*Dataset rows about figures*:
========================================
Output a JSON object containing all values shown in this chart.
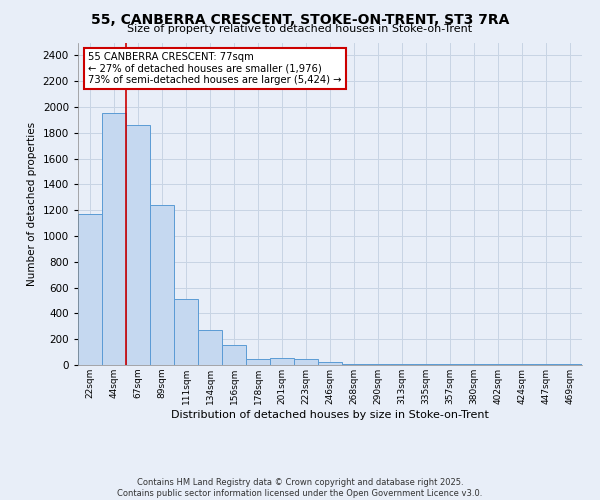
{
  "title": "55, CANBERRA CRESCENT, STOKE-ON-TRENT, ST3 7RA",
  "subtitle": "Size of property relative to detached houses in Stoke-on-Trent",
  "xlabel": "Distribution of detached houses by size in Stoke-on-Trent",
  "ylabel": "Number of detached properties",
  "bins": [
    "22sqm",
    "44sqm",
    "67sqm",
    "89sqm",
    "111sqm",
    "134sqm",
    "156sqm",
    "178sqm",
    "201sqm",
    "223sqm",
    "246sqm",
    "268sqm",
    "290sqm",
    "313sqm",
    "335sqm",
    "357sqm",
    "380sqm",
    "402sqm",
    "424sqm",
    "447sqm",
    "469sqm"
  ],
  "values": [
    1170,
    1950,
    1860,
    1240,
    510,
    270,
    155,
    50,
    55,
    50,
    20,
    10,
    5,
    5,
    5,
    5,
    5,
    5,
    5,
    5,
    5
  ],
  "bar_color": "#c5d8f0",
  "bar_edge_color": "#5b9bd5",
  "grid_color": "#c8d4e4",
  "bg_color": "#e8eef8",
  "vline_x": 1.5,
  "vline_color": "#cc0000",
  "annotation_text": "55 CANBERRA CRESCENT: 77sqm\n← 27% of detached houses are smaller (1,976)\n73% of semi-detached houses are larger (5,424) →",
  "annotation_box_color": "#ffffff",
  "annotation_box_edge": "#cc0000",
  "footnote1": "Contains HM Land Registry data © Crown copyright and database right 2025.",
  "footnote2": "Contains public sector information licensed under the Open Government Licence v3.0.",
  "ylim": [
    0,
    2500
  ],
  "yticks": [
    0,
    200,
    400,
    600,
    800,
    1000,
    1200,
    1400,
    1600,
    1800,
    2000,
    2200,
    2400
  ]
}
========================================
*Written problem*: All records must be output exactly as they are, except for the pictures, which are left out.

*The reply*:
Output a JSON object containing all values shown in this chart.
{
  "title": "55, CANBERRA CRESCENT, STOKE-ON-TRENT, ST3 7RA",
  "subtitle": "Size of property relative to detached houses in Stoke-on-Trent",
  "xlabel": "Distribution of detached houses by size in Stoke-on-Trent",
  "ylabel": "Number of detached properties",
  "bins": [
    "22sqm",
    "44sqm",
    "67sqm",
    "89sqm",
    "111sqm",
    "134sqm",
    "156sqm",
    "178sqm",
    "201sqm",
    "223sqm",
    "246sqm",
    "268sqm",
    "290sqm",
    "313sqm",
    "335sqm",
    "357sqm",
    "380sqm",
    "402sqm",
    "424sqm",
    "447sqm",
    "469sqm"
  ],
  "values": [
    1170,
    1950,
    1860,
    1240,
    510,
    270,
    155,
    50,
    55,
    50,
    20,
    10,
    5,
    5,
    5,
    5,
    5,
    5,
    5,
    5,
    5
  ],
  "bar_color": "#c5d8f0",
  "bar_edge_color": "#5b9bd5",
  "grid_color": "#c8d4e4",
  "bg_color": "#e8eef8",
  "vline_x": 1.5,
  "vline_color": "#cc0000",
  "annotation_text": "55 CANBERRA CRESCENT: 77sqm\n← 27% of detached houses are smaller (1,976)\n73% of semi-detached houses are larger (5,424) →",
  "annotation_box_color": "#ffffff",
  "annotation_box_edge": "#cc0000",
  "footnote1": "Contains HM Land Registry data © Crown copyright and database right 2025.",
  "footnote2": "Contains public sector information licensed under the Open Government Licence v3.0.",
  "ylim": [
    0,
    2500
  ],
  "yticks": [
    0,
    200,
    400,
    600,
    800,
    1000,
    1200,
    1400,
    1600,
    1800,
    2000,
    2200,
    2400
  ]
}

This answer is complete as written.